======== TASK INPUT ========

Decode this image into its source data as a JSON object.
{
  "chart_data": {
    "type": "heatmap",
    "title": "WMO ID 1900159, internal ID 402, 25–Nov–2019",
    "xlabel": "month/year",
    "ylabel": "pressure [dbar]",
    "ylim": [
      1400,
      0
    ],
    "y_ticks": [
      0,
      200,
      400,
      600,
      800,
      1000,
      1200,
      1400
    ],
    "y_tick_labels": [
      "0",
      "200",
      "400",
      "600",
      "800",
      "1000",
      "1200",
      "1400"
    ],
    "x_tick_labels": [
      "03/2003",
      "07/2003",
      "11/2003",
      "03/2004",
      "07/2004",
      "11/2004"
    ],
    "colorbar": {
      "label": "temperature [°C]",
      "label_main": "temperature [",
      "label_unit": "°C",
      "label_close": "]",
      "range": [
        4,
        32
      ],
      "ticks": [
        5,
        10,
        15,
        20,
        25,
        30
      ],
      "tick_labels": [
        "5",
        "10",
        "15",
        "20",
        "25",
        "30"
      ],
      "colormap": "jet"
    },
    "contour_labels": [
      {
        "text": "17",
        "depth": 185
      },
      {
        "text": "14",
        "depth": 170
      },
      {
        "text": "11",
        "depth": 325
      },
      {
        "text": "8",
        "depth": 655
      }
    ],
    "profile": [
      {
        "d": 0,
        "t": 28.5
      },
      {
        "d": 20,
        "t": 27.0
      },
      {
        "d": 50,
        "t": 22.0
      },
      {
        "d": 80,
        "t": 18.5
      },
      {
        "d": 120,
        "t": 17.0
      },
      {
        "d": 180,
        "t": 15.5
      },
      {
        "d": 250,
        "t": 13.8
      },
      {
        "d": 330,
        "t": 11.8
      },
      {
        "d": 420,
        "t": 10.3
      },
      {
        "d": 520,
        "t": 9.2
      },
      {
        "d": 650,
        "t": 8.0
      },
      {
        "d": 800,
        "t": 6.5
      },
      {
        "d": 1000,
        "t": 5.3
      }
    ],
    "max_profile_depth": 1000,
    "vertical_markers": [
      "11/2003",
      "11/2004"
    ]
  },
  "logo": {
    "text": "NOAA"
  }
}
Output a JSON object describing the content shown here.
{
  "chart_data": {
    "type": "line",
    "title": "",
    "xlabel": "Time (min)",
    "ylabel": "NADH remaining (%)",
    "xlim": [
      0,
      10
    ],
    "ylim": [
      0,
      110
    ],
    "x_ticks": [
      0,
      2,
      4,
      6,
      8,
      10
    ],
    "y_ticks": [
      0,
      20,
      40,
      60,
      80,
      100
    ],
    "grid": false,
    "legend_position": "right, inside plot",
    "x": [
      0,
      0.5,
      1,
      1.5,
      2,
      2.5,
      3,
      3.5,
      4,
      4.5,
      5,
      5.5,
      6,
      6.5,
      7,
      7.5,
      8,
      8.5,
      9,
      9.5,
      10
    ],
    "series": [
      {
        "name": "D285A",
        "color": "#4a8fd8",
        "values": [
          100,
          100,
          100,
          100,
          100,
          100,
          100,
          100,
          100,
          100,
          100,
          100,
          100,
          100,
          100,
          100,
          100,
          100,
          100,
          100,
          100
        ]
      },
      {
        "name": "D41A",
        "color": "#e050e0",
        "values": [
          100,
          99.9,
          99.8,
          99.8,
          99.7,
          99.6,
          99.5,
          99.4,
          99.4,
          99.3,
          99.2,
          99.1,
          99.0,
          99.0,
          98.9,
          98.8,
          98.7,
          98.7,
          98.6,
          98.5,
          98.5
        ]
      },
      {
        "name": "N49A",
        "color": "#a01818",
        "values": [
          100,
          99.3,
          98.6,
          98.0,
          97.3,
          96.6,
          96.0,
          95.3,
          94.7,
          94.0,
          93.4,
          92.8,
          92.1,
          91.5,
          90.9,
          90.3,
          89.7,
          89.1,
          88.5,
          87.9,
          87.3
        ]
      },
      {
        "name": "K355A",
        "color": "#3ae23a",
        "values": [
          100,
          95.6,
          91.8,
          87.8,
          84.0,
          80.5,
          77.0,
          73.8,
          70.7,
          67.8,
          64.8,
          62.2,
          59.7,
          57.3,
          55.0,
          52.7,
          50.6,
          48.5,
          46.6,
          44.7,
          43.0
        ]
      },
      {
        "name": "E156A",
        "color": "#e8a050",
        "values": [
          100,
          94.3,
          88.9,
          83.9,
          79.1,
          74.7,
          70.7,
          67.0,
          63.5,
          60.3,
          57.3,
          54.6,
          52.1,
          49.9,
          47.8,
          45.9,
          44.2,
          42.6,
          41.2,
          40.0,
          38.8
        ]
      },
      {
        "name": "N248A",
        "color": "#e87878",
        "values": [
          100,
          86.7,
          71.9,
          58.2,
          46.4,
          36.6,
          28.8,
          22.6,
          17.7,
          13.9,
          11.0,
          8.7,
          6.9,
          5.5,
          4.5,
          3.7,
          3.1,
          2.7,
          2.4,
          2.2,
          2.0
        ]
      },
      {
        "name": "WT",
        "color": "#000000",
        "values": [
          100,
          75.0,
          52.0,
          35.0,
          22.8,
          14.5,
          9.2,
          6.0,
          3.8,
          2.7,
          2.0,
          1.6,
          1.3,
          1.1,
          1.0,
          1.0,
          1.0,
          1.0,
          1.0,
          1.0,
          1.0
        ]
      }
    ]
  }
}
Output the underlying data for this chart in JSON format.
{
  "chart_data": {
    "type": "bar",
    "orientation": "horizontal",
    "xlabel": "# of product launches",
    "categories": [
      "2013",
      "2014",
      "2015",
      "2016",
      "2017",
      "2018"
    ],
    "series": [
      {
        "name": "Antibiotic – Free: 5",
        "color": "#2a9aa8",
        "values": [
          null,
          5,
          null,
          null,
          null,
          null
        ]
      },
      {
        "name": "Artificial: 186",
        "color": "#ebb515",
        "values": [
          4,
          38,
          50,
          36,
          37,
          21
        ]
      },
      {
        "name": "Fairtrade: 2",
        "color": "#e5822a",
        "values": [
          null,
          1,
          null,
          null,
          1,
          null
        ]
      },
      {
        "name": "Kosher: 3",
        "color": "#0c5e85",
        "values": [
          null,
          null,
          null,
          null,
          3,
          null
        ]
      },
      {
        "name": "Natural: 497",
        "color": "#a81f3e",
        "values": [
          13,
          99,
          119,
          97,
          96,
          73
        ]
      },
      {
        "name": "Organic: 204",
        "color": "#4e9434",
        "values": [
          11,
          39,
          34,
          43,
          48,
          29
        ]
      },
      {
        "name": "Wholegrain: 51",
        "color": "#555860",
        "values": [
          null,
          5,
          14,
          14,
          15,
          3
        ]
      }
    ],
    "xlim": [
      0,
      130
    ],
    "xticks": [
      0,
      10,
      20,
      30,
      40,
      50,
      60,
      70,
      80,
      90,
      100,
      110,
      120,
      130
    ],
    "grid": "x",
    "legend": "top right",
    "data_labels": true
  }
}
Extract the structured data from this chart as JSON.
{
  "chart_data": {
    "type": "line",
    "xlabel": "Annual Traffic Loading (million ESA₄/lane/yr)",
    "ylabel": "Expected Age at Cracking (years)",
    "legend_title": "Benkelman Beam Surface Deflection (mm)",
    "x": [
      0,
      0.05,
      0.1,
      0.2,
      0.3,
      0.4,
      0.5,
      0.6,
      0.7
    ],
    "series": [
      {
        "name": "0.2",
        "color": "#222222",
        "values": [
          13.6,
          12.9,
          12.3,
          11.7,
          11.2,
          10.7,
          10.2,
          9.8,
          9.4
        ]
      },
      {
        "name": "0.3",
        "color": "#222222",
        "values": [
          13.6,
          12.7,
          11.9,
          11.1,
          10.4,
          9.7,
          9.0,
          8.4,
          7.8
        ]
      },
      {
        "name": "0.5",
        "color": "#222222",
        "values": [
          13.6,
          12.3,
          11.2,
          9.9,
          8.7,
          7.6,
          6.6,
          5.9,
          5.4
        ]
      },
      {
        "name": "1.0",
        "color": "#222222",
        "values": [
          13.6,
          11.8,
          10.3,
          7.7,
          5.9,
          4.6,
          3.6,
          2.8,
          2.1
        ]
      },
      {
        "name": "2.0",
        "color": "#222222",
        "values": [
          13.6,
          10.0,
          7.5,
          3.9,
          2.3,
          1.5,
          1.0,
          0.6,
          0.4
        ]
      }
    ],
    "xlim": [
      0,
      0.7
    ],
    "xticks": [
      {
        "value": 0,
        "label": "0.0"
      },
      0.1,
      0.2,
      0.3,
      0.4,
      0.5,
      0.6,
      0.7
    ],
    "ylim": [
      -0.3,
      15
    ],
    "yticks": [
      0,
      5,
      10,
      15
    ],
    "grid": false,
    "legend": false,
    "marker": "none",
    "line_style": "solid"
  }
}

========

■ INSTRUCTION
How many of the lines above hold the word "xlabel"? Give only that number.

■ WRITTEN SOLUTION
4